━━━━━ Data provided
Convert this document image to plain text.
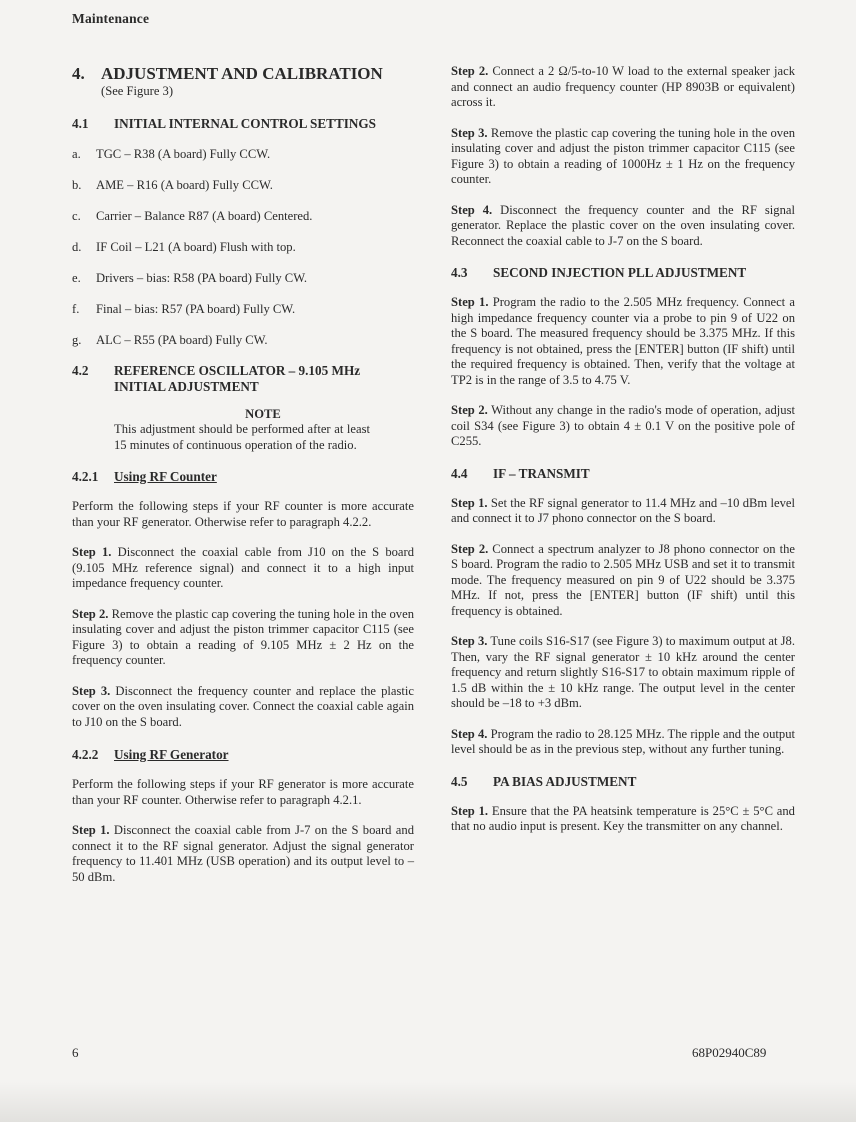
Maintenance
4. ADJUSTMENT AND CALIBRATION
(See Figure 3)
4.1 INITIAL INTERNAL CONTROL SETTINGS
a. TGC – R38 (A board) Fully CCW.
b. AME – R16 (A board) Fully CCW.
c. Carrier – Balance R87 (A board) Centered.
d. IF Coil – L21 (A board) Flush with top.
e. Drivers – bias: R58 (PA board) Fully CW.
f. Final – bias: R57 (PA board) Fully CW.
g. ALC – R55 (PA board) Fully CW.
4.2 REFERENCE OSCILLATOR – 9.105 MHz INITIAL ADJUSTMENT
NOTE
This adjustment should be performed after at least 15 minutes of continuous operation of the radio.
4.2.1 Using RF Counter

Perform the following steps if your RF counter is more accurate than your RF generator. Otherwise refer to paragraph 4.2.2.

Step 1. Disconnect the coaxial cable from J10 on the S board (9.105 MHz reference signal) and connect it to a high input impedance frequency counter.

Step 2. Remove the plastic cap covering the tuning hole in the oven insulating cover and adjust the piston trimmer capacitor C115 (see Figure 3) to obtain a reading of 9.105 MHz ± 2 Hz on the frequency counter.

Step 3. Disconnect the frequency counter and replace the plastic cover on the oven insulating cover. Connect the coaxial cable again to J10 on the S board.

4.2.2 Using RF Generator

Perform the following steps if your RF generator is more accurate than your RF counter. Otherwise refer to paragraph 4.2.1.

Step 1. Disconnect the coaxial cable from J-7 on the S board and connect it to the RF signal generator. Adjust the signal generator frequency to 11.401 MHz (USB operation) and its output level to –50 dBm.

Step 2. Connect a 2 Ω/5-to-10 W load to the external speaker jack and connect an audio frequency counter (HP 8903B or equivalent) across it.

Step 3. Remove the plastic cap covering the tuning hole in the oven insulating cover and adjust the piston trimmer capacitor C115 (see Figure 3) to obtain a reading of 1000Hz ± 1 Hz on the frequency counter.

Step 4. Disconnect the frequency counter and the RF signal generator. Replace the plastic cover on the oven insulating cover. Reconnect the coaxial cable to J-7 on the S board.

4.3 SECOND INJECTION PLL ADJUSTMENT

Step 1. Program the radio to the 2.505 MHz frequency. Connect a high impedance frequency counter via a probe to pin 9 of U22 on the S board. The measured frequency should be 3.375 MHz. If this frequency is not obtained, press the [ENTER] button (IF shift) until the required frequency is obtained. Then, verify that the voltage at TP2 is in the range of 3.5 to 4.75 V.

Step 2. Without any change in the radio's mode of operation, adjust coil S34 (see Figure 3) to obtain 4 ± 0.1 V on the positive pole of C255.

4.4 IF – TRANSMIT

Step 1. Set the RF signal generator to 11.4 MHz and –10 dBm level and connect it to J7 phono connector on the S board.

Step 2. Connect a spectrum analyzer to J8 phono connector on the S board. Program the radio to 2.505 MHz USB and set it to transmit mode. The frequency measured on pin 9 of U22 should be 3.375 MHz. If not, press the [ENTER] button (IF shift) until this frequency is obtained.

Step 3. Tune coils S16-S17 (see Figure 3) to maximum output at J8. Then, vary the RF signal generator ± 10 kHz around the center frequency and return slightly S16-S17 to obtain maximum ripple of 1.5 dB within the ± 10 kHz range. The output level in the center should be –18 to +3 dBm.

Step 4. Program the radio to 28.125 MHz. The ripple and the output level should be as in the previous step, without any further tuning.

4.5 PA BIAS ADJUSTMENT

Step 1. Ensure that the PA heatsink temperature is 25°C ± 5°C and that no audio input is present. Key the transmitter on any channel.

6	68P02940C89
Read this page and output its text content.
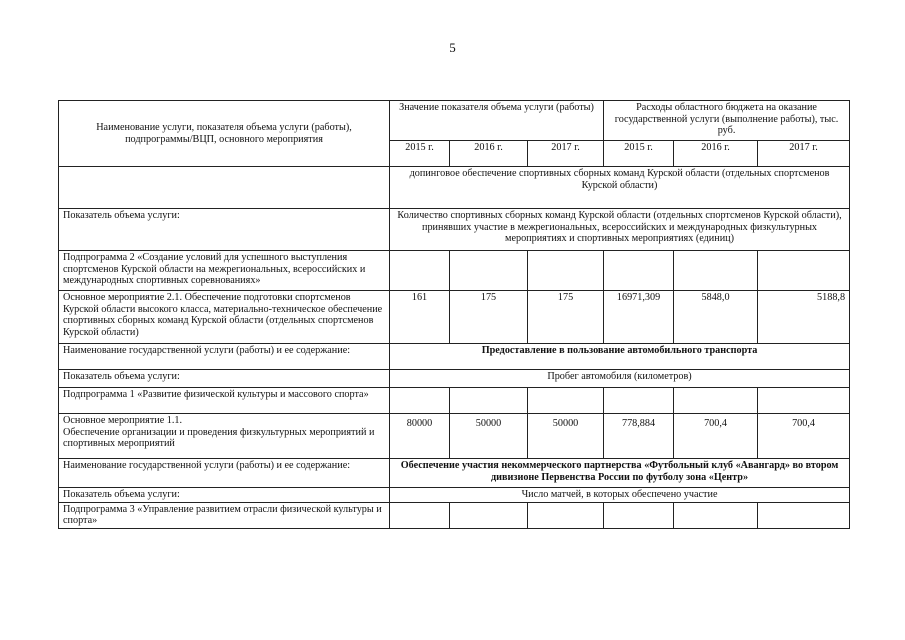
5
Наименование услуги, показателя объема услуги (работы), подпрограммы/ВЦП, основного мероприятия	Значение показателя объема услуги (работы)			Расходы областного бюджета на оказание государственной услуги (выполнение работы), тыс. руб.		
	2015 г.	2016 г.	2017 г.	2015 г.	2016 г.	2017 г.
	допинговое обеспечение спортивных сборных команд Курской области (отдельных спортсменов Курской области)					
Показатель объема услуги:	Количество спортивных сборных команд Курской области (отдельных спортсменов Курской области), принявших участие в межрегиональных, всероссийских и международных физкультурных мероприятиях и спортивных мероприятиях (единиц)					
Подпрограмма 2 «Создание условий для успешного выступления спортсменов Курской области на межрегиональных, всероссийских и международных спортивных соревнованиях»						
Основное мероприятие 2.1. Обеспечение подготовки спортсменов Курской области высокого класса, материально-техническое обеспечение спортивных сборных команд Курской области (отдельных спортсменов Курской области)	161	175	175	16971,309	5848,0	5188,8
Наименование государственной услуги (работы) и ее содержание:	Предоставление в пользование автомобильного транспорта					
Показатель объема услуги:	Пробег автомобиля (километров)					
Подпрограмма 1 «Развитие физической культуры и массового спорта»						

Основное мероприятие 1.1.
Обеспечение организации и проведения физкультурных мероприятий и спортивных мероприятий	80000	50000	50000	778,884	700,4	700,4
Наименование государственной услуги (работы) и ее содержание:	Обеспечение участия некоммерческого партнерства «Футбольный клуб «Авангард» во втором дивизионе Первенства России по футболу зона «Центр»					
Показатель объема услуги:	Число матчей, в которых обеспечено участие					
Подпрограмма 3 «Управление развитием отрасли физической культуры и спорта»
━━━━━━━━━━
Leave out the pictures and give the rest of the records again exactly.

Convert this document image to plain text.
Maintenance
4. ADJUSTMENT AND CALIBRATION
(See Figure 3)
4.1 INITIAL INTERNAL CONTROL SETTINGS
a. TGC – R38 (A board) Fully CCW.
b. AME – R16 (A board) Fully CCW.
c. Carrier – Balance R87 (A board) Centered.
d. IF Coil – L21 (A board) Flush with top.
e. Drivers – bias: R58 (PA board) Fully CW.
f. Final – bias: R57 (PA board) Fully CW.
g. ALC – R55 (PA board) Fully CW.
4.2 REFERENCE OSCILLATOR – 9.105 MHz INITIAL ADJUSTMENT
NOTE
This adjustment should be performed after at least 15 minutes of continuous operation of the radio.
4.2.1 Using RF Counter

Perform the following steps if your RF counter is more accurate than your RF generator. Otherwise refer to paragraph 4.2.2.

Step 1. Disconnect the coaxial cable from J10 on the S board (9.105 MHz reference signal) and connect it to a high input impedance frequency counter.

Step 2. Remove the plastic cap covering the tuning hole in the oven insulating cover and adjust the piston trimmer capacitor C115 (see Figure 3) to obtain a reading of 9.105 MHz ± 2 Hz on the frequency counter.

Step 3. Disconnect the frequency counter and replace the plastic cover on the oven insulating cover. Connect the coaxial cable again to J10 on the S board.

4.2.2 Using RF Generator

Perform the following steps if your RF generator is more accurate than your RF counter. Otherwise refer to paragraph 4.2.1.

Step 1. Disconnect the coaxial cable from J-7 on the S board and connect it to the RF signal generator. Adjust the signal generator frequency to 11.401 MHz (USB operation) and its output level to –50 dBm.

Step 2. Connect a 2 Ω/5-to-10 W load to the external speaker jack and connect an audio frequency counter (HP 8903B or equivalent) across it.

Step 3. Remove the plastic cap covering the tuning hole in the oven insulating cover and adjust the piston trimmer capacitor C115 (see Figure 3) to obtain a reading of 1000Hz ± 1 Hz on the frequency counter.

Step 4. Disconnect the frequency counter and the RF signal generator. Replace the plastic cover on the oven insulating cover. Reconnect the coaxial cable to J-7 on the S board.

4.3 SECOND INJECTION PLL ADJUSTMENT

Step 1. Program the radio to the 2.505 MHz frequency. Connect a high impedance frequency counter via a probe to pin 9 of U22 on the S board. The measured frequency should be 3.375 MHz. If this frequency is not obtained, press the [ENTER] button (IF shift) until the required frequency is obtained. Then, verify that the voltage at TP2 is in the range of 3.5 to 4.75 V.

Step 2. Without any change in the radio's mode of operation, adjust coil S34 (see Figure 3) to obtain 4 ± 0.1 V on the positive pole of C255.

4.4 IF – TRANSMIT

Step 1. Set the RF signal generator to 11.4 MHz and –10 dBm level and connect it to J7 phono connector on the S board.

Step 2. Connect a spectrum analyzer to J8 phono connector on the S board. Program the radio to 2.505 MHz USB and set it to transmit mode. The frequency measured on pin 9 of U22 should be 3.375 MHz. If not, press the [ENTER] button (IF shift) until this frequency is obtained.

Step 3. Tune coils S16-S17 (see Figure 3) to maximum output at J8. Then, vary the RF signal generator ± 10 kHz around the center frequency and return slightly S16-S17 to obtain maximum ripple of 1.5 dB within the ± 10 kHz range. The output level in the center should be –18 to +3 dBm.

Step 4. Program the radio to 28.125 MHz. The ripple and the output level should be as in the previous step, without any further tuning.

4.5 PA BIAS ADJUSTMENT

Step 1. Ensure that the PA heatsink temperature is 25°C ± 5°C and that no audio input is present. Key the transmitter on any channel.

6	68P02940C89
Read this page and output its text content.
5
Наименование услуги, показателя объема услуги (работы), подпрограммы/ВЦП, основного мероприятия	Значение показателя объема услуги (работы)			Расходы областного бюджета на оказание государственной услуги (выполнение работы), тыс. руб.		
	2015 г.	2016 г.	2017 г.	2015 г.	2016 г.	2017 г.
	допинговое обеспечение спортивных сборных команд Курской области (отдельных спортсменов Курской области)					
Показатель объема услуги:	Количество спортивных сборных команд Курской области (отдельных спортсменов Курской области), принявших участие в межрегиональных, всероссийских и международных физкультурных мероприятиях и спортивных мероприятиях (единиц)					
Подпрограмма 2 «Создание условий для успешного выступления спортсменов Курской области на межрегиональных, всероссийских и международных спортивных соревнованиях»						
Основное мероприятие 2.1. Обеспечение подготовки спортсменов Курской области высокого класса, материально-техническое обеспечение спортивных сборных команд Курской области (отдельных спортсменов Курской области)	161	175	175	16971,309	5848,0	5188,8
Наименование государственной услуги (работы) и ее содержание:	Предоставление в пользование автомобильного транспорта					
Показатель объема услуги:	Пробег автомобиля (километров)					
Подпрограмма 1 «Развитие физической культуры и массового спорта»						

Основное мероприятие 1.1.
Обеспечение организации и проведения физкультурных мероприятий и спортивных мероприятий	80000	50000	50000	778,884	700,4	700,4
Наименование государственной услуги (работы) и ее содержание:	Обеспечение участия некоммерческого партнерства «Футбольный клуб «Авангард» во втором дивизионе Первенства России по футболу зона «Центр»					
Показатель объема услуги:	Число матчей, в которых обеспечено участие					
Подпрограмма 3 «Управление развитием отрасли физической культуры и спорта»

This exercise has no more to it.